### Exercise data

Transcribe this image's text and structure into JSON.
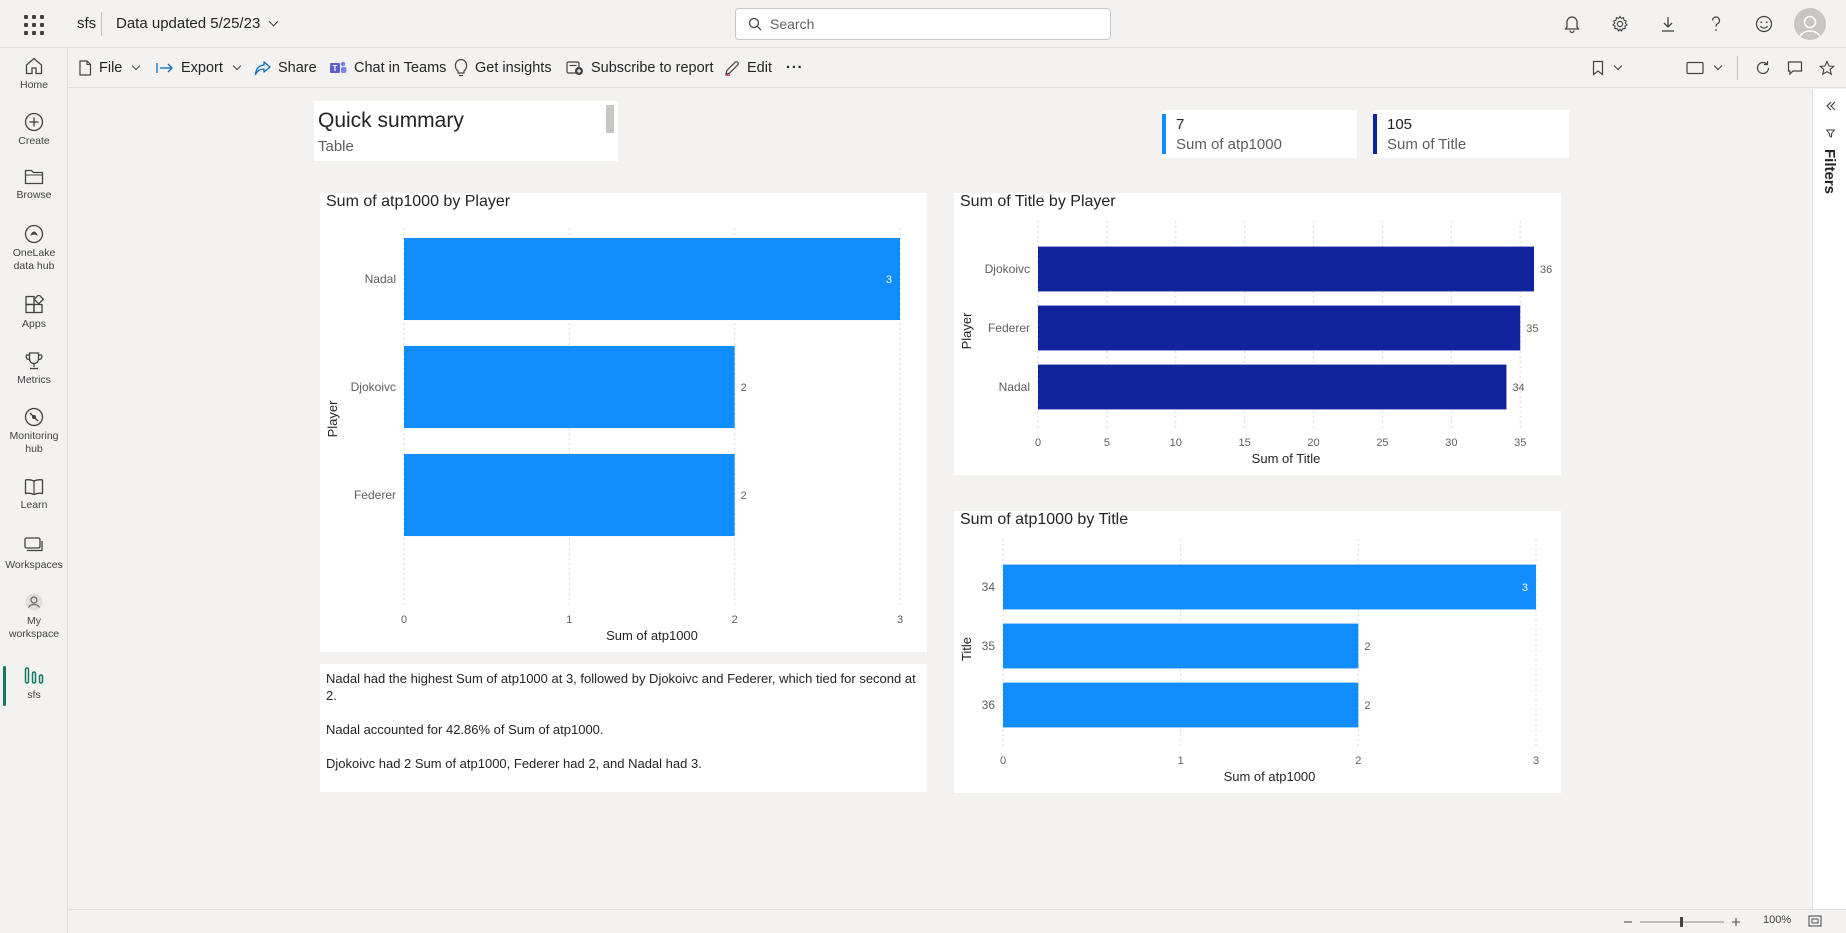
{
  "header": {
    "app_name": "sfs",
    "data_updated": "Data updated 5/25/23",
    "search_placeholder": "Search"
  },
  "nav": {
    "items": [
      {
        "label": "Home"
      },
      {
        "label": "Create"
      },
      {
        "label": "Browse"
      },
      {
        "label": "OneLake data hub"
      },
      {
        "label": "Apps"
      },
      {
        "label": "Metrics"
      },
      {
        "label": "Monitoring hub"
      },
      {
        "label": "Learn"
      },
      {
        "label": "Workspaces"
      },
      {
        "label": "My workspace"
      },
      {
        "label": "sfs"
      }
    ]
  },
  "toolbar": {
    "file": "File",
    "export": "Export",
    "share": "Share",
    "chat": "Chat in Teams",
    "insights": "Get insights",
    "subscribe": "Subscribe to report",
    "edit": "Edit",
    "more": "···"
  },
  "filters": {
    "label": "Filters"
  },
  "summary": {
    "title": "Quick summary",
    "subtitle": "Table"
  },
  "kpis": [
    {
      "value": "7",
      "label": "Sum of atp1000",
      "color": "#118DFF"
    },
    {
      "value": "105",
      "label": "Sum of Title",
      "color": "#12239E"
    }
  ],
  "narrative": [
    "Nadal had the highest Sum of atp1000 at 3, followed by Djokoivc and Federer, which tied for second at 2.",
    "Nadal accounted for 42.86% of Sum of atp1000.",
    "Djokoivc had 2 Sum of atp1000, Federer had 2, and Nadal had 3."
  ],
  "status": {
    "zoom": "100%"
  },
  "chart_data": [
    {
      "type": "bar",
      "orientation": "horizontal",
      "title": "Sum of atp1000 by Player",
      "xlabel": "Sum of atp1000",
      "ylabel": "Player",
      "categories": [
        "Nadal",
        "Djokoivc",
        "Federer"
      ],
      "values": [
        3,
        2,
        2
      ],
      "xlim": [
        0,
        3
      ],
      "ticks": [
        0,
        1,
        2,
        3
      ],
      "color": "#118DFF"
    },
    {
      "type": "bar",
      "orientation": "horizontal",
      "title": "Sum of Title by Player",
      "xlabel": "Sum of Title",
      "ylabel": "Player",
      "categories": [
        "Djokoivc",
        "Federer",
        "Nadal"
      ],
      "values": [
        36,
        35,
        34
      ],
      "xlim": [
        0,
        36
      ],
      "ticks": [
        0,
        5,
        10,
        15,
        20,
        25,
        30,
        35
      ],
      "color": "#12239E"
    },
    {
      "type": "bar",
      "orientation": "horizontal",
      "title": "Sum of atp1000 by Title",
      "xlabel": "Sum of atp1000",
      "ylabel": "Title",
      "categories": [
        "34",
        "35",
        "36"
      ],
      "values": [
        3,
        2,
        2
      ],
      "xlim": [
        0,
        3
      ],
      "ticks": [
        0,
        1,
        2,
        3
      ],
      "color": "#118DFF"
    }
  ]
}
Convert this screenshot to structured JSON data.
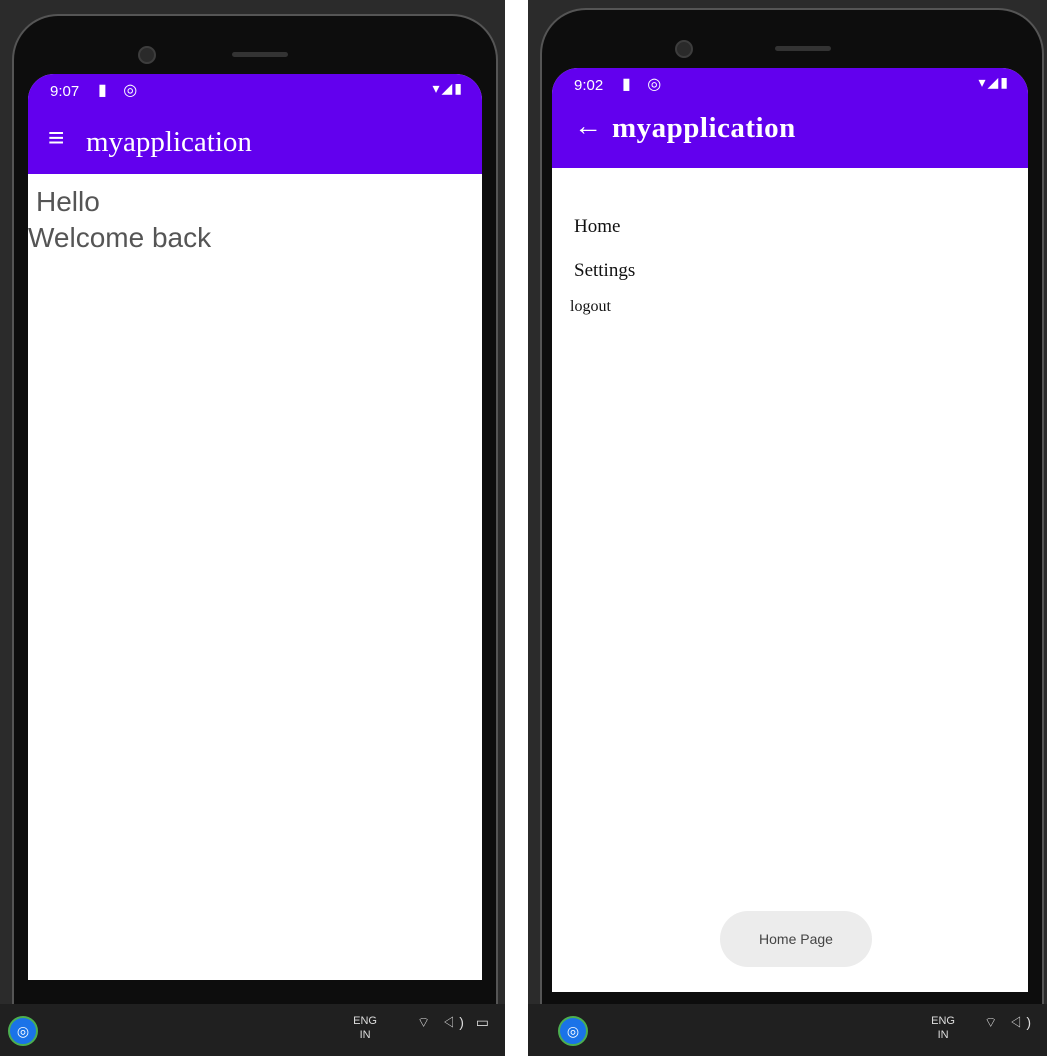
{
  "left_screen": {
    "status": {
      "time": "9:07",
      "left_icons": "▮ ◎",
      "right_icons": "▾◢▮"
    },
    "appbar": {
      "nav_icon": "≡",
      "title": "myapplication"
    },
    "content": {
      "greeting": "Hello",
      "subtitle": "Welcome back"
    },
    "taskbar": {
      "tray": "^ ◁) ",
      "lang_top": "ENG",
      "lang_bottom": "IN",
      "tray_right": "⌔ ◁) ▭"
    }
  },
  "right_screen": {
    "status": {
      "time": "9:02",
      "left_icons": "▮ ◎",
      "right_icons": "▾◢▮"
    },
    "appbar": {
      "nav_icon": "←",
      "title": "myapplication"
    },
    "menu": {
      "home": "Home",
      "settings": "Settings",
      "logout": "logout"
    },
    "toast": "Home Page",
    "taskbar": {
      "tray": "^ ◁)",
      "lang_top": "ENG",
      "lang_bottom": "IN",
      "tray_right": "⌔ ◁)"
    }
  },
  "colors": {
    "accent": "#6200ee"
  }
}
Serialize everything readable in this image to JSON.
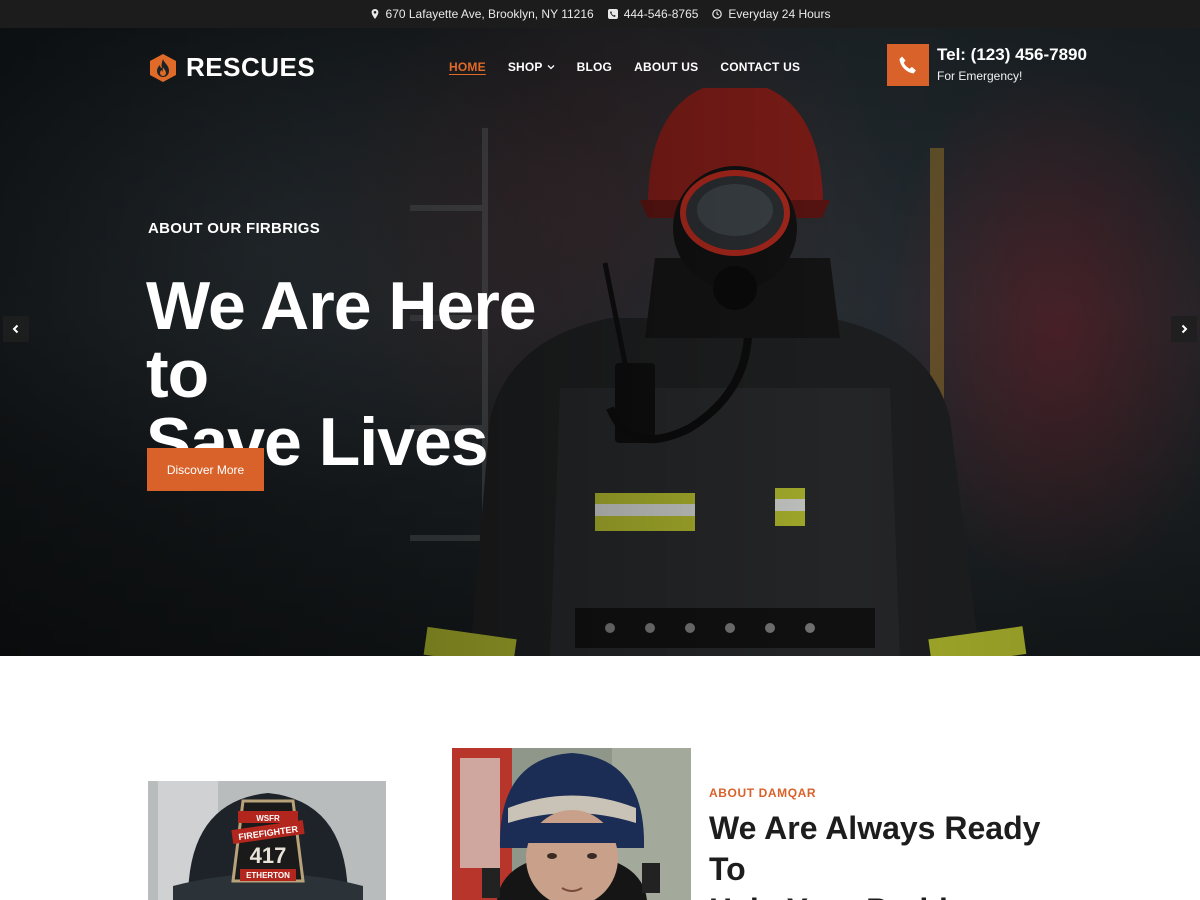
{
  "topbar": {
    "address": "670 Lafayette Ave, Brooklyn, NY 11216",
    "phone": "444-546-8765",
    "hours": "Everyday 24 Hours"
  },
  "brand": {
    "name": "RESCUES",
    "accent_color": "#d9622a"
  },
  "nav": {
    "items": [
      {
        "label": "HOME",
        "active": true
      },
      {
        "label": "SHOP",
        "has_dropdown": true
      },
      {
        "label": "BLOG"
      },
      {
        "label": "ABOUT US"
      },
      {
        "label": "CONTACT US"
      }
    ]
  },
  "emergency": {
    "tel": "Tel: (123) 456-7890",
    "label": "For Emergency!"
  },
  "hero": {
    "eyebrow": "ABOUT OUR FIRBRIGS",
    "title_line1": "We Are Here to",
    "title_line2": "Save Lives",
    "button": "Discover More"
  },
  "about": {
    "eyebrow": "ABOUT DAMQAR",
    "title_line1": "We Are Always Ready To",
    "title_line2": "Help Your Problems"
  },
  "helmet_badge": {
    "top": "WSFR",
    "name": "FIREFIGHTER",
    "number": "417",
    "bottom": "ETHERTON"
  }
}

### The problem
Return each line exactly as written. Any picture gets left out.

### Correct answer
Transcribe this image's text and structure into JSON.
{
  "header": {
    "app_name": "sfs",
    "data_updated": "Data updated 5/25/23",
    "search_placeholder": "Search"
  },
  "nav": {
    "items": [
      {
        "label": "Home"
      },
      {
        "label": "Create"
      },
      {
        "label": "Browse"
      },
      {
        "label": "OneLake data hub"
      },
      {
        "label": "Apps"
      },
      {
        "label": "Metrics"
      },
      {
        "label": "Monitoring hub"
      },
      {
        "label": "Learn"
      },
      {
        "label": "Workspaces"
      },
      {
        "label": "My workspace"
      },
      {
        "label": "sfs"
      }
    ]
  },
  "toolbar": {
    "file": "File",
    "export": "Export",
    "share": "Share",
    "chat": "Chat in Teams",
    "insights": "Get insights",
    "subscribe": "Subscribe to report",
    "edit": "Edit",
    "more": "···"
  },
  "filters": {
    "label": "Filters"
  },
  "summary": {
    "title": "Quick summary",
    "subtitle": "Table"
  },
  "kpis": [
    {
      "value": "7",
      "label": "Sum of atp1000",
      "color": "#118DFF"
    },
    {
      "value": "105",
      "label": "Sum of Title",
      "color": "#12239E"
    }
  ],
  "narrative": [
    "Nadal had the highest Sum of atp1000 at 3, followed by Djokoivc and Federer, which tied for second at 2.",
    "Nadal accounted for 42.86% of Sum of atp1000.",
    "Djokoivc had 2 Sum of atp1000, Federer had 2, and Nadal had 3."
  ],
  "status": {
    "zoom": "100%"
  },
  "chart_data": [
    {
      "type": "bar",
      "orientation": "horizontal",
      "title": "Sum of atp1000 by Player",
      "xlabel": "Sum of atp1000",
      "ylabel": "Player",
      "categories": [
        "Nadal",
        "Djokoivc",
        "Federer"
      ],
      "values": [
        3,
        2,
        2
      ],
      "xlim": [
        0,
        3
      ],
      "ticks": [
        0,
        1,
        2,
        3
      ],
      "color": "#118DFF"
    },
    {
      "type": "bar",
      "orientation": "horizontal",
      "title": "Sum of Title by Player",
      "xlabel": "Sum of Title",
      "ylabel": "Player",
      "categories": [
        "Djokoivc",
        "Federer",
        "Nadal"
      ],
      "values": [
        36,
        35,
        34
      ],
      "xlim": [
        0,
        36
      ],
      "ticks": [
        0,
        5,
        10,
        15,
        20,
        25,
        30,
        35
      ],
      "color": "#12239E"
    },
    {
      "type": "bar",
      "orientation": "horizontal",
      "title": "Sum of atp1000 by Title",
      "xlabel": "Sum of atp1000",
      "ylabel": "Title",
      "categories": [
        "34",
        "35",
        "36"
      ],
      "values": [
        3,
        2,
        2
      ],
      "xlim": [
        0,
        3
      ],
      "ticks": [
        0,
        1,
        2,
        3
      ],
      "color": "#118DFF"
    }
  ]
}
Convert this screenshot to structured JSON data.
{
  "left_screen": {
    "status": {
      "time": "9:07",
      "left_icons": "▮ ◎",
      "right_icons": "▾◢▮"
    },
    "appbar": {
      "nav_icon": "≡",
      "title": "myapplication"
    },
    "content": {
      "greeting": "Hello",
      "subtitle": "Welcome back"
    },
    "taskbar": {
      "tray": "^ ◁) ",
      "lang_top": "ENG",
      "lang_bottom": "IN",
      "tray_right": "⌔ ◁) ▭"
    }
  },
  "right_screen": {
    "status": {
      "time": "9:02",
      "left_icons": "▮ ◎",
      "right_icons": "▾◢▮"
    },
    "appbar": {
      "nav_icon": "←",
      "title": "myapplication"
    },
    "menu": {
      "home": "Home",
      "settings": "Settings",
      "logout": "logout"
    },
    "toast": "Home Page",
    "taskbar": {
      "tray": "^ ◁)",
      "lang_top": "ENG",
      "lang_bottom": "IN",
      "tray_right": "⌔ ◁)"
    }
  },
  "colors": {
    "accent": "#6200ee"
  }
}
Serialize everything readable in this image to JSON.
{
  "topbar": {
    "address": "670 Lafayette Ave, Brooklyn, NY 11216",
    "phone": "444-546-8765",
    "hours": "Everyday 24 Hours"
  },
  "brand": {
    "name": "RESCUES",
    "accent_color": "#d9622a"
  },
  "nav": {
    "items": [
      {
        "label": "HOME",
        "active": true
      },
      {
        "label": "SHOP",
        "has_dropdown": true
      },
      {
        "label": "BLOG"
      },
      {
        "label": "ABOUT US"
      },
      {
        "label": "CONTACT US"
      }
    ]
  },
  "emergency": {
    "tel": "Tel: (123) 456-7890",
    "label": "For Emergency!"
  },
  "hero": {
    "eyebrow": "ABOUT OUR FIRBRIGS",
    "title_line1": "We Are Here to",
    "title_line2": "Save Lives",
    "button": "Discover More"
  },
  "about": {
    "eyebrow": "ABOUT DAMQAR",
    "title_line1": "We Are Always Ready To",
    "title_line2": "Help Your Problems"
  },
  "helmet_badge": {
    "top": "WSFR",
    "name": "FIREFIGHTER",
    "number": "417",
    "bottom": "ETHERTON"
  }
}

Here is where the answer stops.